EXERCISE DETAILS: Could you write out only the entries from the line containing "decompose this screenshot" through the line containing "473, 443, 485]", both included, substituting "candlestick-body" for every "candle-body" and changing nothing else?

PROVIDED DATA:
######
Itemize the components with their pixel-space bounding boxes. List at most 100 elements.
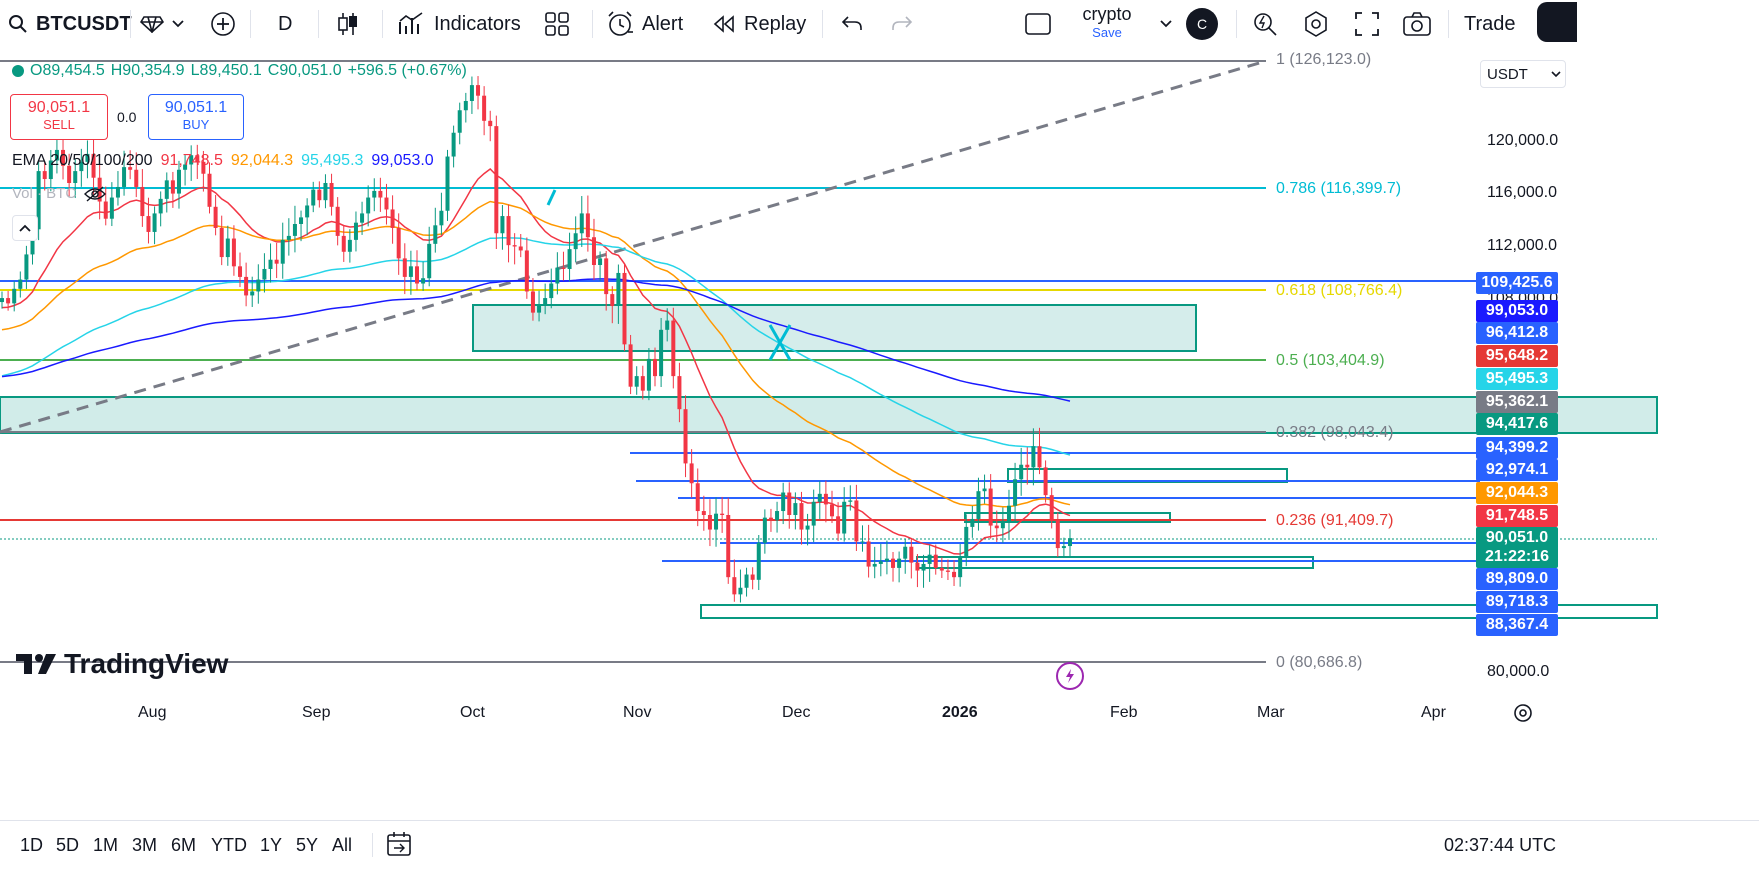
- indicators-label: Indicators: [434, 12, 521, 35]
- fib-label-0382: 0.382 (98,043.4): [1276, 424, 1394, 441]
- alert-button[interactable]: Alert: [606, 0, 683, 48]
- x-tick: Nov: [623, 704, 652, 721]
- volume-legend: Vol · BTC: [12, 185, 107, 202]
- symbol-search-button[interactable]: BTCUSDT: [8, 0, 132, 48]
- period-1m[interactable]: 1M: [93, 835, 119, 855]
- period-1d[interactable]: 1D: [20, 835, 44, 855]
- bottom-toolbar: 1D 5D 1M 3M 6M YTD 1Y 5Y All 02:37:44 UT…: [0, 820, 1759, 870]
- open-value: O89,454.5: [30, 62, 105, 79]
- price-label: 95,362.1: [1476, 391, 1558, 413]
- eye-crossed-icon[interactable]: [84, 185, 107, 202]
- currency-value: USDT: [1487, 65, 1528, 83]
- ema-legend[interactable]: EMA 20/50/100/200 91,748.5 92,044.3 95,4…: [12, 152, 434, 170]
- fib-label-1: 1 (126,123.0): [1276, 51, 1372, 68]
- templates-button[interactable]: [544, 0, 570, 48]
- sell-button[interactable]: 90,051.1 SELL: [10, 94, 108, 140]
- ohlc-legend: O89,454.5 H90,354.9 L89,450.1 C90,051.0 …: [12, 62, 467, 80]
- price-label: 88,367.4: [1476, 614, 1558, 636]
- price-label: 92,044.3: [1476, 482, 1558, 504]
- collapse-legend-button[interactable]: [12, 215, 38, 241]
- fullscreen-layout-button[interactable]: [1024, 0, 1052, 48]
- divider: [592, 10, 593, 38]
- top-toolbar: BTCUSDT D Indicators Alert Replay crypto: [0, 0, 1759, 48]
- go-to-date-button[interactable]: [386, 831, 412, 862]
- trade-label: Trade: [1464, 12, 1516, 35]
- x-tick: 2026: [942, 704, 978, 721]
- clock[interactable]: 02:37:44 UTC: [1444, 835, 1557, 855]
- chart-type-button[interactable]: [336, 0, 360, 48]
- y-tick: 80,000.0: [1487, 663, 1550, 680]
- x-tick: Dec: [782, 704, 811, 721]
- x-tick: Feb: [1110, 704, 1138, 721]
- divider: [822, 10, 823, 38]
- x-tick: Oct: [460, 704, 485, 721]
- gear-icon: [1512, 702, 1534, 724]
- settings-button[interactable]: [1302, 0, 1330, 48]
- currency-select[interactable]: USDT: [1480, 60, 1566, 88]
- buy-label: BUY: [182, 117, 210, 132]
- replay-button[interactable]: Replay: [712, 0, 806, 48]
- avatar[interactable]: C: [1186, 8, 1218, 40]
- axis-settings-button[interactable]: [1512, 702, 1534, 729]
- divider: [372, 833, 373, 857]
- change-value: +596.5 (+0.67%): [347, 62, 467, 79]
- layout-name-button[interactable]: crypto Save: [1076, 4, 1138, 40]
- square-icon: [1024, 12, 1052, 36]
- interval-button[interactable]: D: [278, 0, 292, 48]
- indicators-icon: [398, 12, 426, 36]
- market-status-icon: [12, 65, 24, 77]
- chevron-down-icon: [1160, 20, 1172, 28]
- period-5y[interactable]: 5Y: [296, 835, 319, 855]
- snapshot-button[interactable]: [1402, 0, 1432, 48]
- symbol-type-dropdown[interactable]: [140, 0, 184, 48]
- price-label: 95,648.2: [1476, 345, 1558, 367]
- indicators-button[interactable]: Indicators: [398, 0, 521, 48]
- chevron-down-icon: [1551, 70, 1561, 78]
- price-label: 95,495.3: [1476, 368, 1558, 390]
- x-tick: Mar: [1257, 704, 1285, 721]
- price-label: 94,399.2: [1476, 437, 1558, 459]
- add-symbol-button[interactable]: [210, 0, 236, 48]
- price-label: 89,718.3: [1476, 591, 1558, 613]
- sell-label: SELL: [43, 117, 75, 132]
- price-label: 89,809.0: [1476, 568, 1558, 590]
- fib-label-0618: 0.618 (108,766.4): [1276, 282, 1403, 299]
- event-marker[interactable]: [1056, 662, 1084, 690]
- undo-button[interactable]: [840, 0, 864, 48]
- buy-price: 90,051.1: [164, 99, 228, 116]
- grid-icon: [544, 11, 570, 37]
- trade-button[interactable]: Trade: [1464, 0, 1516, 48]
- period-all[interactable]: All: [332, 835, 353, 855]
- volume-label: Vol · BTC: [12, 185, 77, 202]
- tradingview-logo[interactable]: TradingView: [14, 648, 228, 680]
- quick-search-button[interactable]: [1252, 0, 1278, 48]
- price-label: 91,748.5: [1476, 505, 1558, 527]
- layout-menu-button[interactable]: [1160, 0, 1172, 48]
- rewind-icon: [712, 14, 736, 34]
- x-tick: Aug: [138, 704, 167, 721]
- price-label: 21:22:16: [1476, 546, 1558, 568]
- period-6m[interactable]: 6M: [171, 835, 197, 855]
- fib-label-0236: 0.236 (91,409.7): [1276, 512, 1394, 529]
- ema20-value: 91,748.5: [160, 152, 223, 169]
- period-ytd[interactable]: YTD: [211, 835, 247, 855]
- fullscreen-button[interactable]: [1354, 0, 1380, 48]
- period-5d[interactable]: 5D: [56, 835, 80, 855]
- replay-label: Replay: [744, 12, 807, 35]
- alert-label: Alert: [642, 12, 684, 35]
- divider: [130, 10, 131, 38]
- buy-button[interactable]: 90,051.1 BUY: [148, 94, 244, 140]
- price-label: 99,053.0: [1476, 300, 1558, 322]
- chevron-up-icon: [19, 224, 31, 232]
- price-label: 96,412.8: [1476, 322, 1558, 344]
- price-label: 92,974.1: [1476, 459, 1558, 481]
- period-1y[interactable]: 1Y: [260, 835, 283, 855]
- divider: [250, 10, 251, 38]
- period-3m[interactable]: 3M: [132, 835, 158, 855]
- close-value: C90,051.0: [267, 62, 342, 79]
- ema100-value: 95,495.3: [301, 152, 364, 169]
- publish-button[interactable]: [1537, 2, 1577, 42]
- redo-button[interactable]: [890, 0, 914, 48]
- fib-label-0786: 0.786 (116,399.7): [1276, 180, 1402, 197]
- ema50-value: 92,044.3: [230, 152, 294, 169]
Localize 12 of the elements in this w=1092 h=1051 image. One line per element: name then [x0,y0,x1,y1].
######
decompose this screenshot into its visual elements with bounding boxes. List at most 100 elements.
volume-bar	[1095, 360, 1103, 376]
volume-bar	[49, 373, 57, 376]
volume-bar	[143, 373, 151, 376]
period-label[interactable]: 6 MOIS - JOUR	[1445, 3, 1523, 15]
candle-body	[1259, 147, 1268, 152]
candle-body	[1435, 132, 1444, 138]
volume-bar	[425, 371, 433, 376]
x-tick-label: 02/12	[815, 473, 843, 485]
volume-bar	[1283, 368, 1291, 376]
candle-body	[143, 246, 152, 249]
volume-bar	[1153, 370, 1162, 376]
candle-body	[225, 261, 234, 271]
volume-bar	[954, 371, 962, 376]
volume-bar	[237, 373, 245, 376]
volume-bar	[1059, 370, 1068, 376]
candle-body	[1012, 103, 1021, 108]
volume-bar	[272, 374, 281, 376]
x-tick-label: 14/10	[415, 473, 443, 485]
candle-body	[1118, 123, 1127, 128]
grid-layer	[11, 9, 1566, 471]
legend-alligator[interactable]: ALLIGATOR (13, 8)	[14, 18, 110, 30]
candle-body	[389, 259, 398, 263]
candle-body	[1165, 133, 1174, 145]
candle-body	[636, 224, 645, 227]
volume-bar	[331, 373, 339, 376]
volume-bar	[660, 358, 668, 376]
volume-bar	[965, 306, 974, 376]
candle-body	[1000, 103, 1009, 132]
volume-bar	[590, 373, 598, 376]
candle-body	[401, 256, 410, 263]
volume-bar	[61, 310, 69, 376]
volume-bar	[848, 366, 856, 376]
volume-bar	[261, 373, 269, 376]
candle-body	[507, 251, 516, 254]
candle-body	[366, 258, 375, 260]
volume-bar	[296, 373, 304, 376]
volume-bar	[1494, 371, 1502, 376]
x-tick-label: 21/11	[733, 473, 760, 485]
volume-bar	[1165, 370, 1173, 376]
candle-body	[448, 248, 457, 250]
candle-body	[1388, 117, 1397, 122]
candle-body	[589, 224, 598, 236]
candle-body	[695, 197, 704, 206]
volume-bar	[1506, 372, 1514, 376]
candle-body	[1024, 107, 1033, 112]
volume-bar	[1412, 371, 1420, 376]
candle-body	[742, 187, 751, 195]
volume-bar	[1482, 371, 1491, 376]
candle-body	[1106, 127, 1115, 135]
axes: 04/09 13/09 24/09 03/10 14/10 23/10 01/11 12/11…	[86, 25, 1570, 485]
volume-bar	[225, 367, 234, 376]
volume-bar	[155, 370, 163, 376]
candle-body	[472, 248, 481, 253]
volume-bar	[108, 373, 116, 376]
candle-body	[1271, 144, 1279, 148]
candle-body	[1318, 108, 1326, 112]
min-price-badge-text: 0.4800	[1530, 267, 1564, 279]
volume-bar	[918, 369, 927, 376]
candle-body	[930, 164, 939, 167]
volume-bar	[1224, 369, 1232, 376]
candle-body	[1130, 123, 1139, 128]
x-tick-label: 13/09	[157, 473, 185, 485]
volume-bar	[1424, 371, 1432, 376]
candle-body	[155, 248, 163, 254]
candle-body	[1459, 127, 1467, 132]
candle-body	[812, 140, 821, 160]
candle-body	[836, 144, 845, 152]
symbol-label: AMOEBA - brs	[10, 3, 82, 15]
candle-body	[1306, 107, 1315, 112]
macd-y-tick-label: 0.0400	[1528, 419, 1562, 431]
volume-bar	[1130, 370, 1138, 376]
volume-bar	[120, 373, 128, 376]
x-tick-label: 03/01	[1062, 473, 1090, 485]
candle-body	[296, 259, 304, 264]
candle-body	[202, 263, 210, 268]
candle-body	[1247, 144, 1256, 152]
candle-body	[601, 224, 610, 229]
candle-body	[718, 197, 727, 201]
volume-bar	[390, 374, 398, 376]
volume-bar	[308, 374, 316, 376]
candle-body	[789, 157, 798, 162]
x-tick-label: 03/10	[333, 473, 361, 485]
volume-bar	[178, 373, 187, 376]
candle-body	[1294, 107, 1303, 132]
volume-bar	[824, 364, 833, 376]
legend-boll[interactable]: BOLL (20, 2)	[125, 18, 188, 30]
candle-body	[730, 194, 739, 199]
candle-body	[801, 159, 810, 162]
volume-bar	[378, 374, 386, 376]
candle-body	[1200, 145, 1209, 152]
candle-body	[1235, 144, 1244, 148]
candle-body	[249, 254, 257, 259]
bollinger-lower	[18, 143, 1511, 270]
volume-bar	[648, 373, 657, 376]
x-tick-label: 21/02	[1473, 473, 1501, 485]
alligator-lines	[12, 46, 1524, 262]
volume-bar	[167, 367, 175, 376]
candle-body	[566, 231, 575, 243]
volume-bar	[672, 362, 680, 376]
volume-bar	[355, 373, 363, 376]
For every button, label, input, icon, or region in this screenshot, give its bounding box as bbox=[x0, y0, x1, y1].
######
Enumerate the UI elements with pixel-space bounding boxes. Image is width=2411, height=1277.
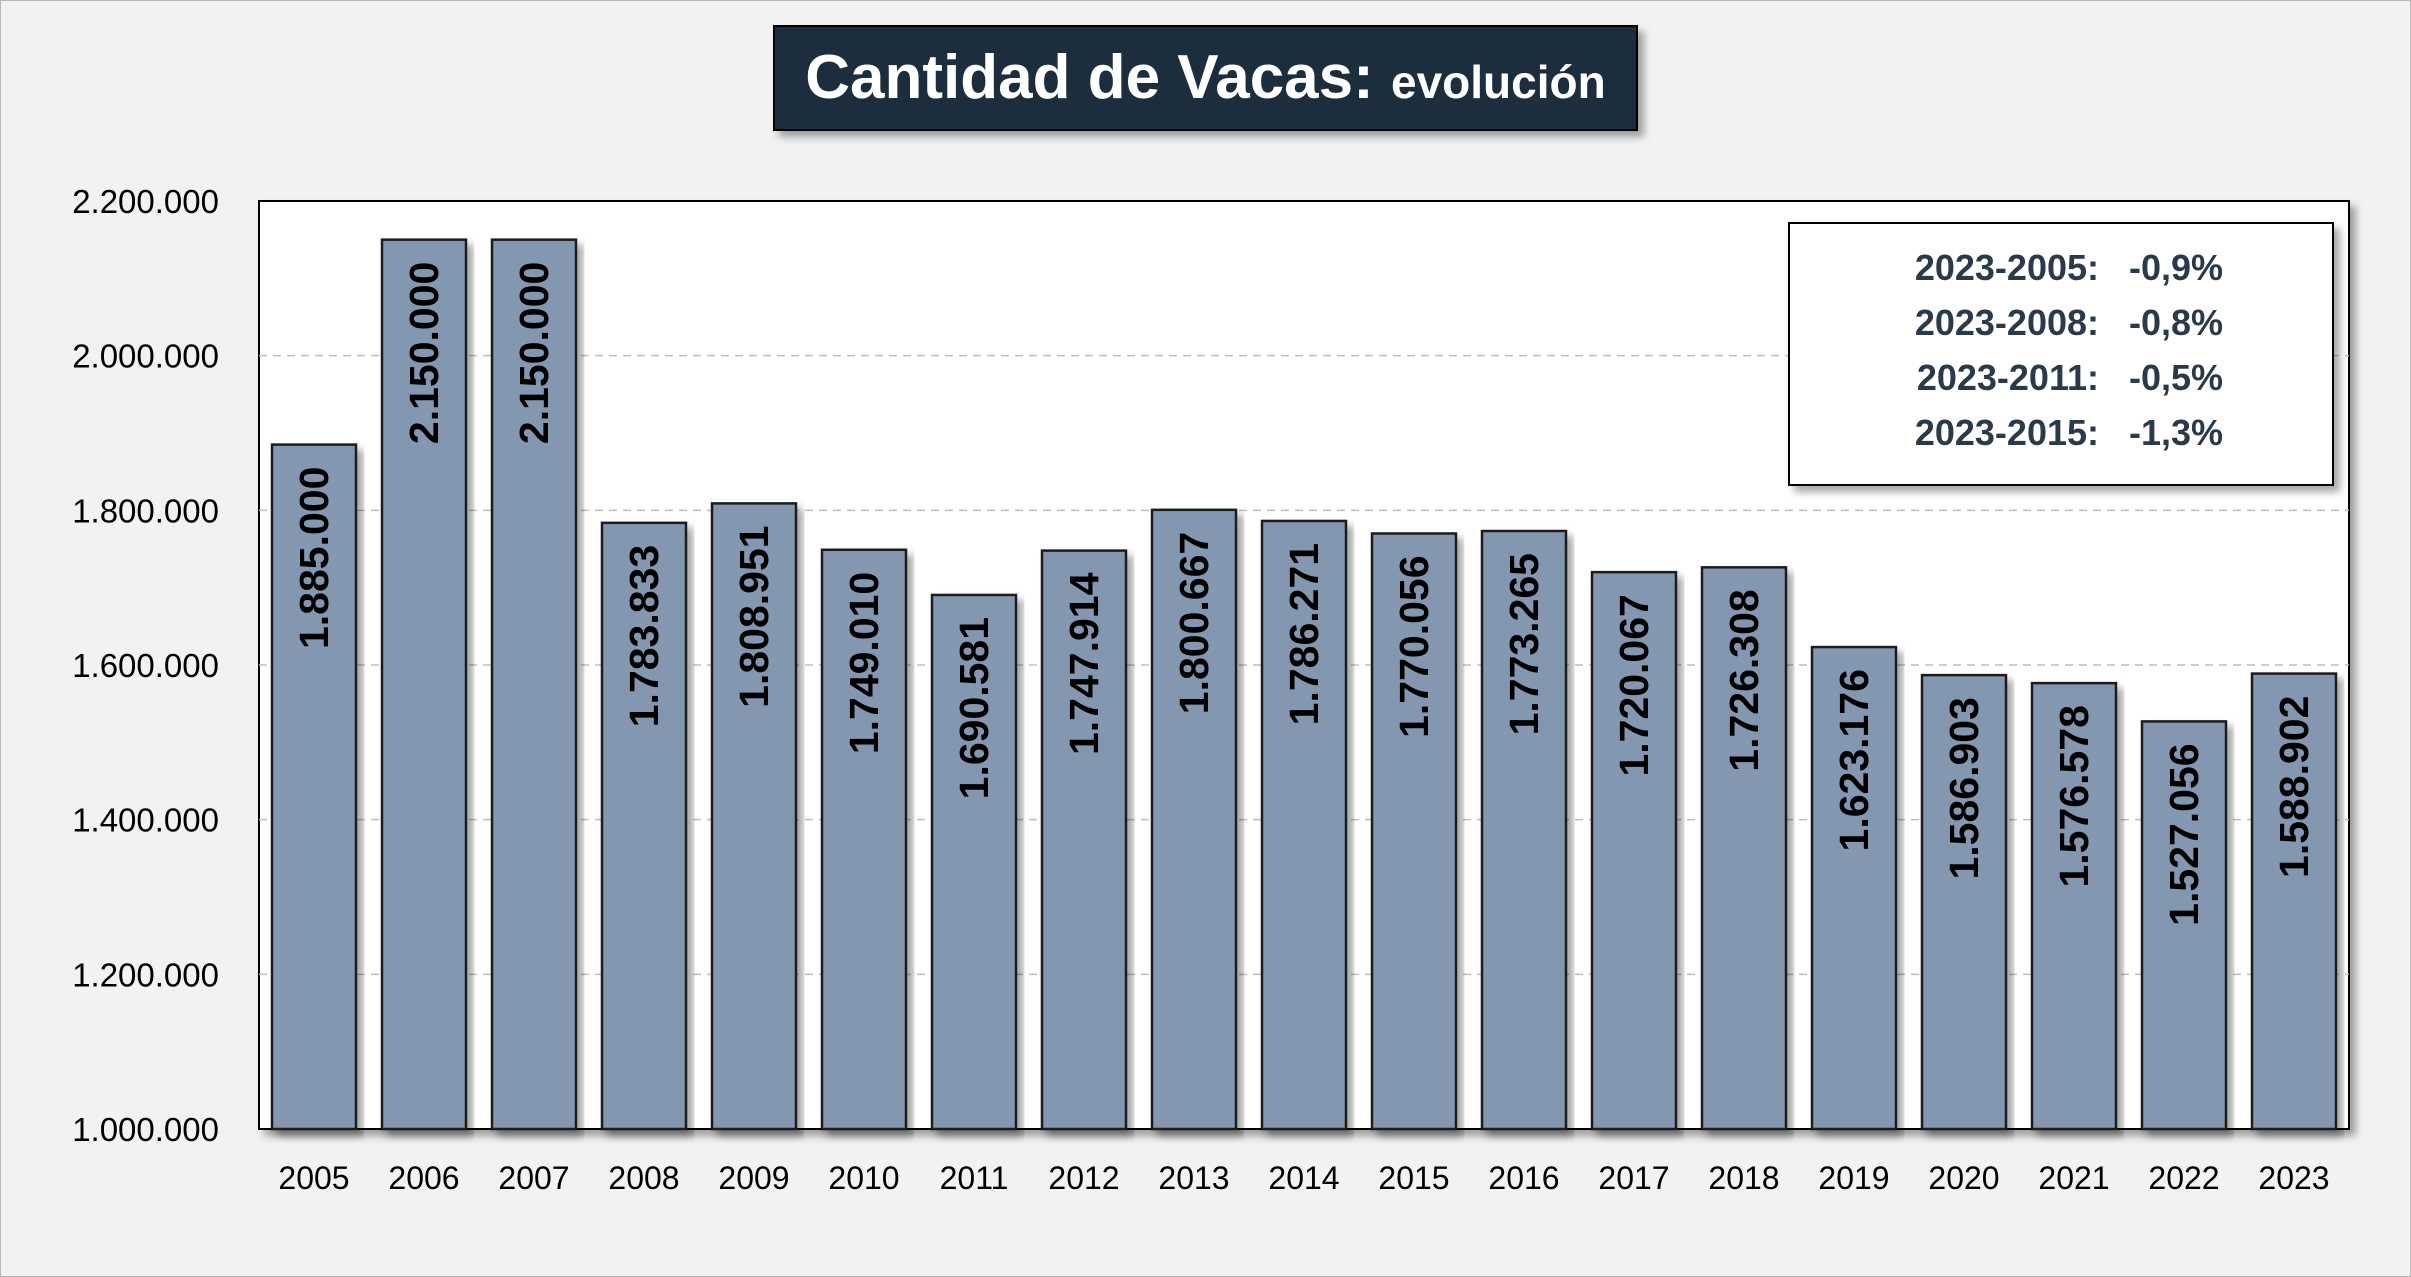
######
FINAL ANSWER:
decompose this screenshot into its visual elements with bounding boxes. List at most 100 elements.
volume-bar	[1095, 360, 1103, 376]
volume-bar	[49, 373, 57, 376]
volume-bar	[143, 373, 151, 376]
period-label[interactable]: 6 MOIS - JOUR	[1445, 3, 1523, 15]
candlestick-body	[1259, 147, 1268, 152]
candlestick-body	[1435, 132, 1444, 138]
volume-bar	[425, 371, 433, 376]
x-tick-label: 02/12	[815, 473, 843, 485]
volume-bar	[1283, 368, 1291, 376]
candlestick-body	[143, 246, 152, 249]
volume-bar	[1153, 370, 1162, 376]
candlestick-body	[225, 261, 234, 271]
volume-bar	[954, 371, 962, 376]
volume-bar	[237, 373, 245, 376]
volume-bar	[1059, 370, 1068, 376]
candlestick-body	[1012, 103, 1021, 108]
volume-bar	[272, 374, 281, 376]
x-tick-label: 14/10	[415, 473, 443, 485]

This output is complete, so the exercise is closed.